** START **
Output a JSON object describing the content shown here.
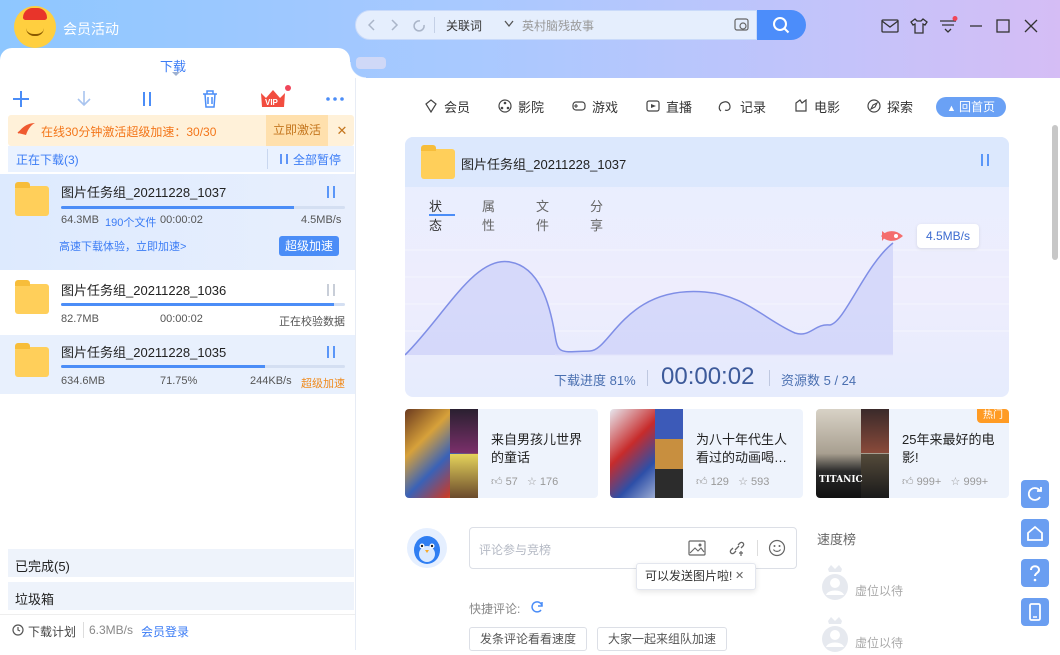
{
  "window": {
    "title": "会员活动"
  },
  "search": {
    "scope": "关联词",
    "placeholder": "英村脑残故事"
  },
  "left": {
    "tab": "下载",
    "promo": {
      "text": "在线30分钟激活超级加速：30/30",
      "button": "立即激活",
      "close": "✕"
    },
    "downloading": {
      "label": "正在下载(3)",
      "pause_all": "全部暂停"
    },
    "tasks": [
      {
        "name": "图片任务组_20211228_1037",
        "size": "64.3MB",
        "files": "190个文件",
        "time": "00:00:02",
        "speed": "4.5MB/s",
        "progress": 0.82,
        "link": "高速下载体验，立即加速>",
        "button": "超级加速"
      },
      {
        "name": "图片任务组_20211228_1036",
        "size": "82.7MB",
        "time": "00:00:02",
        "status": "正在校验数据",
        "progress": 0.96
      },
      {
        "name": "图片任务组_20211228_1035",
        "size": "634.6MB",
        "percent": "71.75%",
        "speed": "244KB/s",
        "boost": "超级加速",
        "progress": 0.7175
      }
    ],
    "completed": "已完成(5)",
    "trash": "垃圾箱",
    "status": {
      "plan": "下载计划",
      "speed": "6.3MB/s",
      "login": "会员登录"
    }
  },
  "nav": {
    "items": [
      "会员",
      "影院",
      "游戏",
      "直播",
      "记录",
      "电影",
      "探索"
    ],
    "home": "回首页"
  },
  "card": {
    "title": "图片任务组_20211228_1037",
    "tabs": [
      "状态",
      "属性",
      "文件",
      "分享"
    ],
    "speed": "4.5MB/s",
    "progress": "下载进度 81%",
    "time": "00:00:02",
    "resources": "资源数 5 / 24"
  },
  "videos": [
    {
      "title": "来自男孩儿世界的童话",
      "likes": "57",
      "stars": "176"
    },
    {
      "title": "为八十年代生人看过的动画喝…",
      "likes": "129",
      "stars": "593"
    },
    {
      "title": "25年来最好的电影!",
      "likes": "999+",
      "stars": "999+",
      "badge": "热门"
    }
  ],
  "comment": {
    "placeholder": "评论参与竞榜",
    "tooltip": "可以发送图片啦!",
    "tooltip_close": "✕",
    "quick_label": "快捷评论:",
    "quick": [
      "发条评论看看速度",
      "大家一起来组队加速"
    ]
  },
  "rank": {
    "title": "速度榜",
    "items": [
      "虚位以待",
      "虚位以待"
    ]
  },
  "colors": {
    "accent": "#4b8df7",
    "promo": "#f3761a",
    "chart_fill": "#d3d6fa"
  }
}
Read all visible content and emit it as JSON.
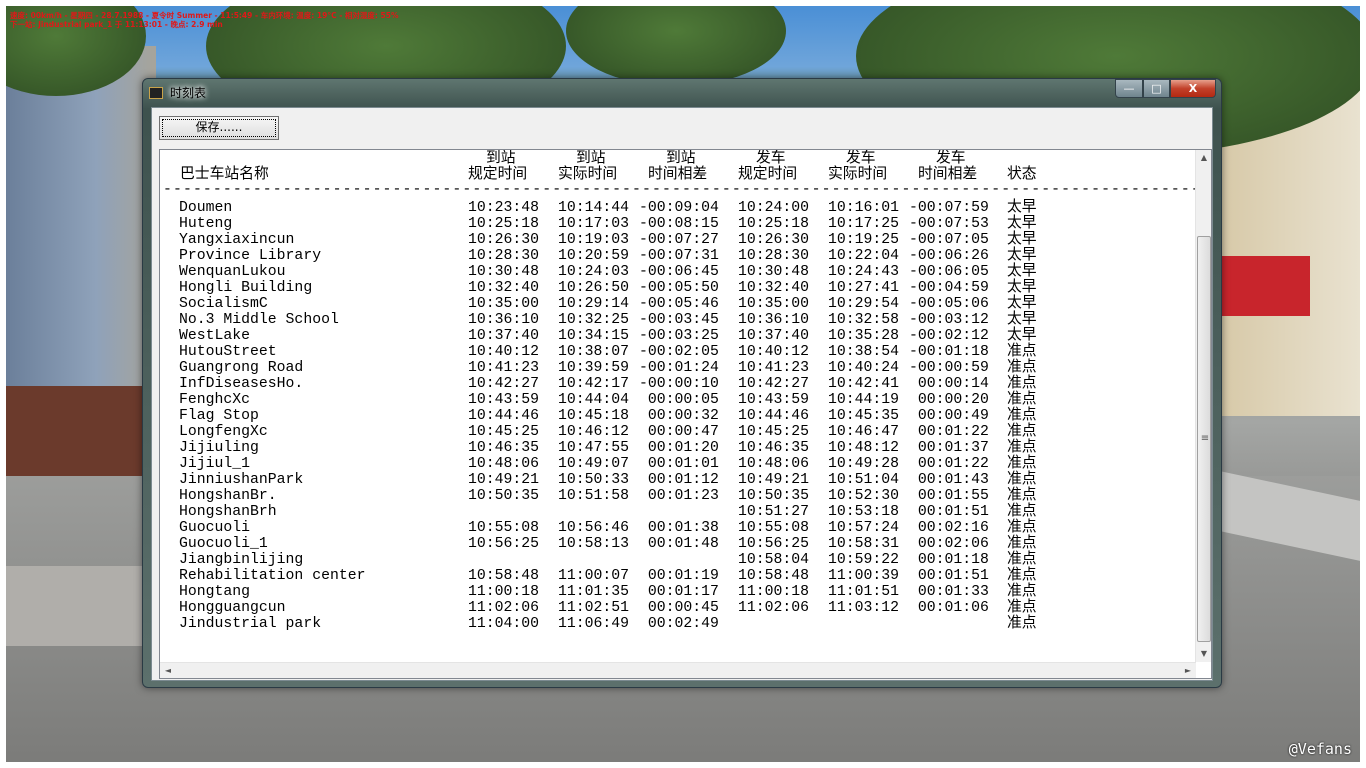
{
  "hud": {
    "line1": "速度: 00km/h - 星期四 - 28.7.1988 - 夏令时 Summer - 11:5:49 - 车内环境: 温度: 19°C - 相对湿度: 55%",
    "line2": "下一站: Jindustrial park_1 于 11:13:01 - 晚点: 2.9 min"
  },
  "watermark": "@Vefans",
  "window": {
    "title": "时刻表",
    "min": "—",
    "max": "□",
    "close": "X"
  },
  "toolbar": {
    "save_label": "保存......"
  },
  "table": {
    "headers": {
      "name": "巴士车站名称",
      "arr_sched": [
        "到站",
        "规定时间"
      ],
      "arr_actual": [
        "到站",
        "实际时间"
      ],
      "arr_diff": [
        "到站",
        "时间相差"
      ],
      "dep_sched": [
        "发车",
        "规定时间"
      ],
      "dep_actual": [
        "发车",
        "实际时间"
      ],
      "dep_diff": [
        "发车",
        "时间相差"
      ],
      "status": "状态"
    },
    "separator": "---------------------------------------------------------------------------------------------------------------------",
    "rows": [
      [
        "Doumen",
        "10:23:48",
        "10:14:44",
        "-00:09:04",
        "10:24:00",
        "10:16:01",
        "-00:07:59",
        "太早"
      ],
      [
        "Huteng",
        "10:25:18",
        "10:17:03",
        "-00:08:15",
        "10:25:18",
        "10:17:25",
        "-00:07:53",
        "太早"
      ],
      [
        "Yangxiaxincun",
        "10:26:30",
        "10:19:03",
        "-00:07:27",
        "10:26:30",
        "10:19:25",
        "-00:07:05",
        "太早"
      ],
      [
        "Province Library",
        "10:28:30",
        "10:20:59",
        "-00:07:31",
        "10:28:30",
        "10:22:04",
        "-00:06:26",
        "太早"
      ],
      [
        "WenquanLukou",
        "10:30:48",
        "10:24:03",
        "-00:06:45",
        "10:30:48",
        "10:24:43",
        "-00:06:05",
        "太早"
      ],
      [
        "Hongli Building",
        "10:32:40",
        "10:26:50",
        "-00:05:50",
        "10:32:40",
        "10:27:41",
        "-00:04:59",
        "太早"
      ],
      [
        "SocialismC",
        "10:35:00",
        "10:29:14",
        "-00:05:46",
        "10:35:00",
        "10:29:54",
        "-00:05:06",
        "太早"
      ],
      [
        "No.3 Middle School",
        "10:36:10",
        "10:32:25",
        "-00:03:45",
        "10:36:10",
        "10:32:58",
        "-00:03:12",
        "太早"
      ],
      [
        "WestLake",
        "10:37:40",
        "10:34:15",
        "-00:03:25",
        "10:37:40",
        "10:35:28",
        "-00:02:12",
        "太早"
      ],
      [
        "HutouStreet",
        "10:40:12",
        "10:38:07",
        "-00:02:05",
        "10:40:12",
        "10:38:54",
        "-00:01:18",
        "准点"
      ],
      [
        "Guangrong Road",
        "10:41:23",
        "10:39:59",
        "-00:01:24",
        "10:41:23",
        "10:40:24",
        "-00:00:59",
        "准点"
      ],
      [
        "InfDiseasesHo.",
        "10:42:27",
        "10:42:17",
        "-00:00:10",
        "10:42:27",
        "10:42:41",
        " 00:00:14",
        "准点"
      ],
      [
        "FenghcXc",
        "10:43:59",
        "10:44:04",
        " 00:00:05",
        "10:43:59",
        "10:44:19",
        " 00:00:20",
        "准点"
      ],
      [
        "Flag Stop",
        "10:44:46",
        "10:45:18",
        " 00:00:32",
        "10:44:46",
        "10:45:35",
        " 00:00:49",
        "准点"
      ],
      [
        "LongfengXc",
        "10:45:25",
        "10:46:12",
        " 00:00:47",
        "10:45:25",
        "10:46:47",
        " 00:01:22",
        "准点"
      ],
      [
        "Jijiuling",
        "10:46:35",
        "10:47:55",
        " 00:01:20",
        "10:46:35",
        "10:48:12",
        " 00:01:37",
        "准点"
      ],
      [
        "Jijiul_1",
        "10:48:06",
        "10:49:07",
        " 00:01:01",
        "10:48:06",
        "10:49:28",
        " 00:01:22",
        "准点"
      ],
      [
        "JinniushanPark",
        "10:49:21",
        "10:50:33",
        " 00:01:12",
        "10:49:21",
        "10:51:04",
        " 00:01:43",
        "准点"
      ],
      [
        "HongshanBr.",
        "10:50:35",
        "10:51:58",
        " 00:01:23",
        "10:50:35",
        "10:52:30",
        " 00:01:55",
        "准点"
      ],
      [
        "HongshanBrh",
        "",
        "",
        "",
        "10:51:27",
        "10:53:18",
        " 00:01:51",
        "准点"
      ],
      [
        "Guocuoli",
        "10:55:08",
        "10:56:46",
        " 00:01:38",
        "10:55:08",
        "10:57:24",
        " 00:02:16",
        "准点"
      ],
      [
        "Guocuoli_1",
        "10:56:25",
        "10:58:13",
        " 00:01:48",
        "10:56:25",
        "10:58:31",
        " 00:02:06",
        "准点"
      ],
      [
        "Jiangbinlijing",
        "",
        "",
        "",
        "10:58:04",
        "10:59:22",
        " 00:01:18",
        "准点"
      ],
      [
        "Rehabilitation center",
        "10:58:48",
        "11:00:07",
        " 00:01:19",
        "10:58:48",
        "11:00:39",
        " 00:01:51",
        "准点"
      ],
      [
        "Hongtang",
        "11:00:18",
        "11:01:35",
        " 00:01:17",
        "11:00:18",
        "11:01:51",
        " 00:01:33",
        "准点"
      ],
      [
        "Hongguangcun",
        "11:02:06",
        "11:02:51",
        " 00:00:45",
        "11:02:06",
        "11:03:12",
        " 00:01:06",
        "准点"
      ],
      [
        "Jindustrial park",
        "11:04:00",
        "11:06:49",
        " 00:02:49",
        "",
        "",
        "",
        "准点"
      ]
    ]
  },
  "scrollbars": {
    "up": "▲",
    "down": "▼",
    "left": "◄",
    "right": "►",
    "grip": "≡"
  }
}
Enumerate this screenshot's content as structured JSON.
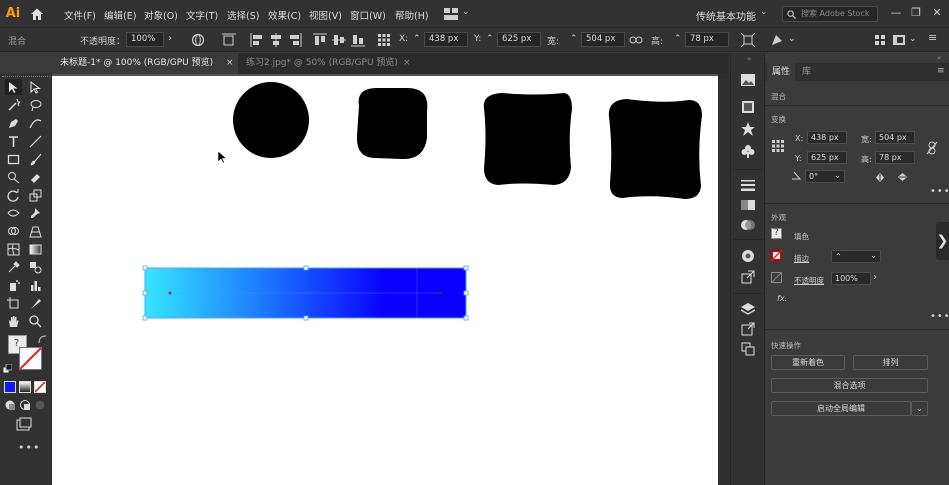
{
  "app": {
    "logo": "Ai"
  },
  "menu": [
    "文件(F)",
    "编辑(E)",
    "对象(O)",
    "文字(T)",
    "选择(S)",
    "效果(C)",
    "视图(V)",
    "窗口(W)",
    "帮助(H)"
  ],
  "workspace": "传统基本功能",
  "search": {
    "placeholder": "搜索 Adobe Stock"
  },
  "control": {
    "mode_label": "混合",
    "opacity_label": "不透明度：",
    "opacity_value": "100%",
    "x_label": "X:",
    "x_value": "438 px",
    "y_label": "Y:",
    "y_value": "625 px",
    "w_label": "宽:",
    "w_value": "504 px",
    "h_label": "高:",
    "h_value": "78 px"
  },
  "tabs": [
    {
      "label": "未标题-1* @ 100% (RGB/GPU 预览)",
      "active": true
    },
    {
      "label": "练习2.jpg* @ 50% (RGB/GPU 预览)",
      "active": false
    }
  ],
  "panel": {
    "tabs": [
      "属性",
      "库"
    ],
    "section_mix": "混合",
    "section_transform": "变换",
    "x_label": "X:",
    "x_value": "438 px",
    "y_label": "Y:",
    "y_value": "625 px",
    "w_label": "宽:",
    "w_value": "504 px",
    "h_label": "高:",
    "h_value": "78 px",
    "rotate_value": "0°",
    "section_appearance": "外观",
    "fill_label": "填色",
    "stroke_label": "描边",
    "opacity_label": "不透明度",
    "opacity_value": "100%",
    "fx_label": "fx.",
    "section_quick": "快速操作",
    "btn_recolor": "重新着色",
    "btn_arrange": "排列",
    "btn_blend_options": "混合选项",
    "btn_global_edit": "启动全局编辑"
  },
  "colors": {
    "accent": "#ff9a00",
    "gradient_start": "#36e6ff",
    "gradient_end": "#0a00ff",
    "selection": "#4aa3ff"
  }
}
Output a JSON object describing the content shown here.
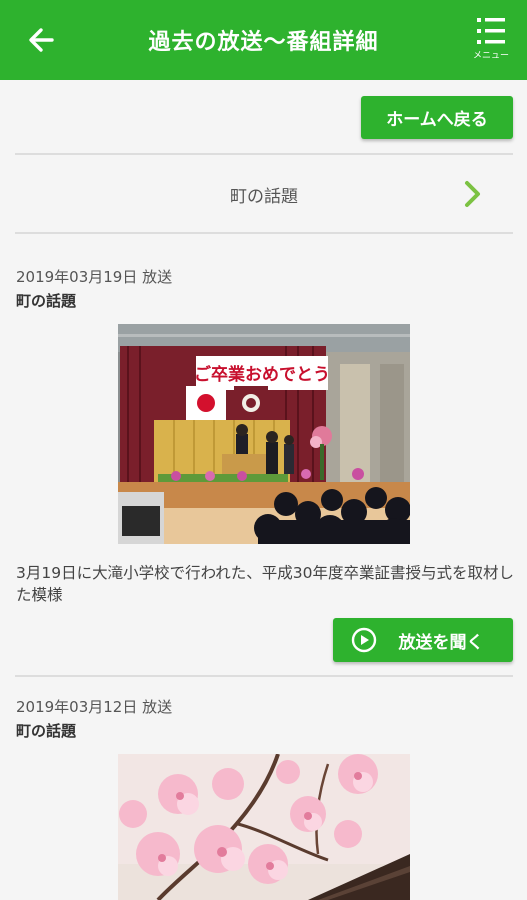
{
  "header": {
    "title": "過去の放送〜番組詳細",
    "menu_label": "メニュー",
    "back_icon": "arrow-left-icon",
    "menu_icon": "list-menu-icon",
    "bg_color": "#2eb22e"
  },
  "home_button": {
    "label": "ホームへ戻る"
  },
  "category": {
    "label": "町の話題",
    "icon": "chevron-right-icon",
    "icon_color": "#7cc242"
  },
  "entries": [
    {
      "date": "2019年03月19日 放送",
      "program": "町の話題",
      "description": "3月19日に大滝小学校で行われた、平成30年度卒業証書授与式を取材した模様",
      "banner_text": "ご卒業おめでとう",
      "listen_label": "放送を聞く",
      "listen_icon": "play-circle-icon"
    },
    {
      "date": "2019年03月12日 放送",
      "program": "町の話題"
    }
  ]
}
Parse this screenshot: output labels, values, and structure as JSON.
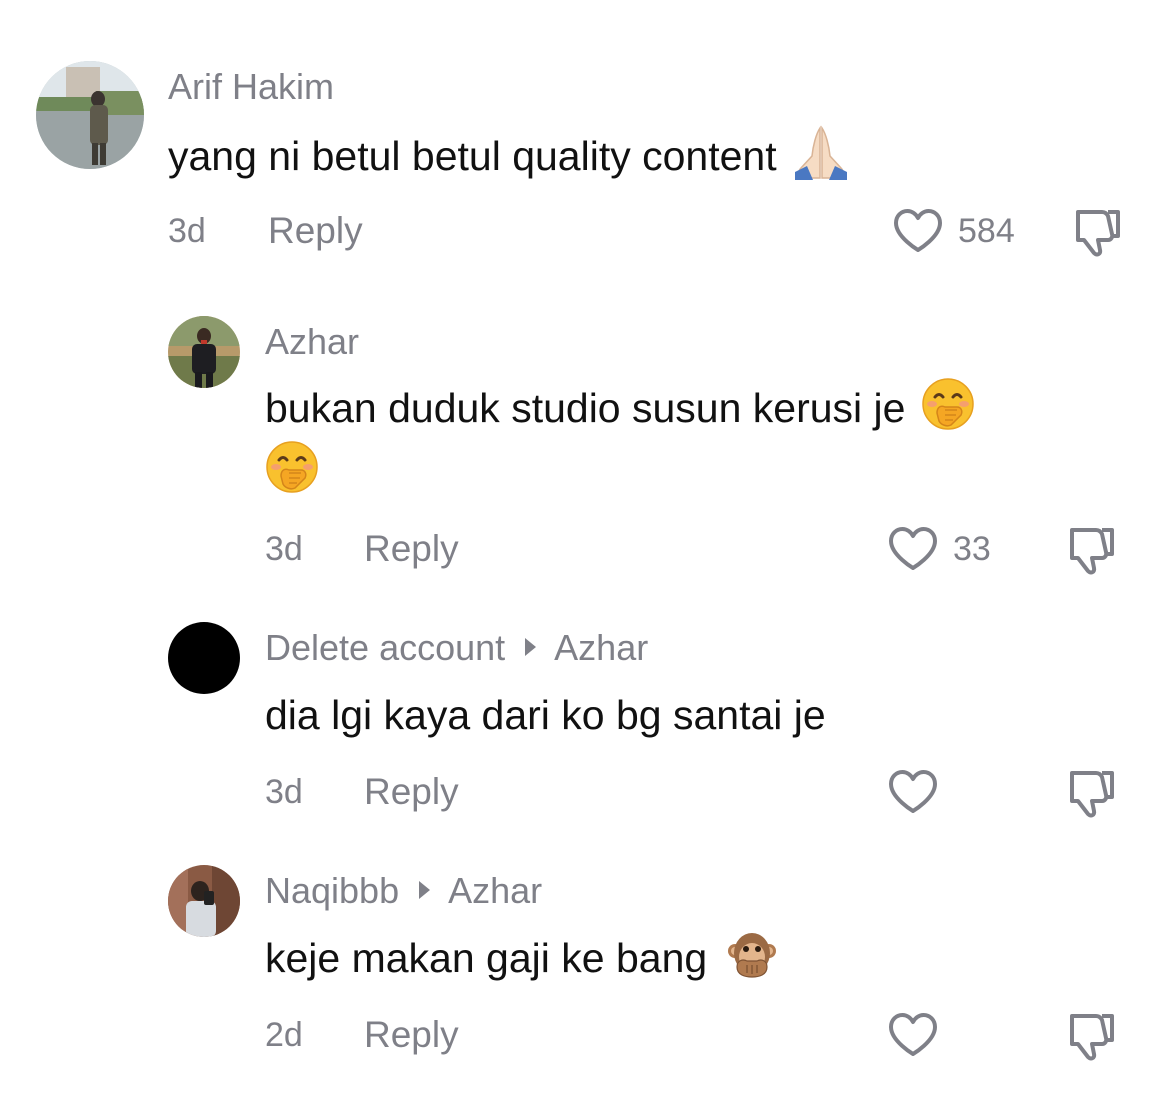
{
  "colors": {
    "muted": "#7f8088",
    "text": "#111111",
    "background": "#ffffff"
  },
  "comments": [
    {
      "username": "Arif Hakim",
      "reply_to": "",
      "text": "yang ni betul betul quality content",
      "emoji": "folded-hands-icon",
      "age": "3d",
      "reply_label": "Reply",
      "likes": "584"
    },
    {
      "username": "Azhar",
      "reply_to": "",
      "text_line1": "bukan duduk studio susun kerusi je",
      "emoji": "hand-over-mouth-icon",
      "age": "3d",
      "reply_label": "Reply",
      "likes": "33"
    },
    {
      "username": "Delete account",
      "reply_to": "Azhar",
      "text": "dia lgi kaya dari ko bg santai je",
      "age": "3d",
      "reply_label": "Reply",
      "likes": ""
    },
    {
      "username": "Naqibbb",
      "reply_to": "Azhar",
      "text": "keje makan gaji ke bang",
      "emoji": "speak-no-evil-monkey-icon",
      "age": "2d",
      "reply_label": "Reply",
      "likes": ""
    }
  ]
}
** END **
Above are the records; copy every line in them that holds the word "emoji".

__Exercise result__
      "emoji": "folded-hands-icon",
      "emoji": "hand-over-mouth-icon",
      "emoji": "speak-no-evil-monkey-icon",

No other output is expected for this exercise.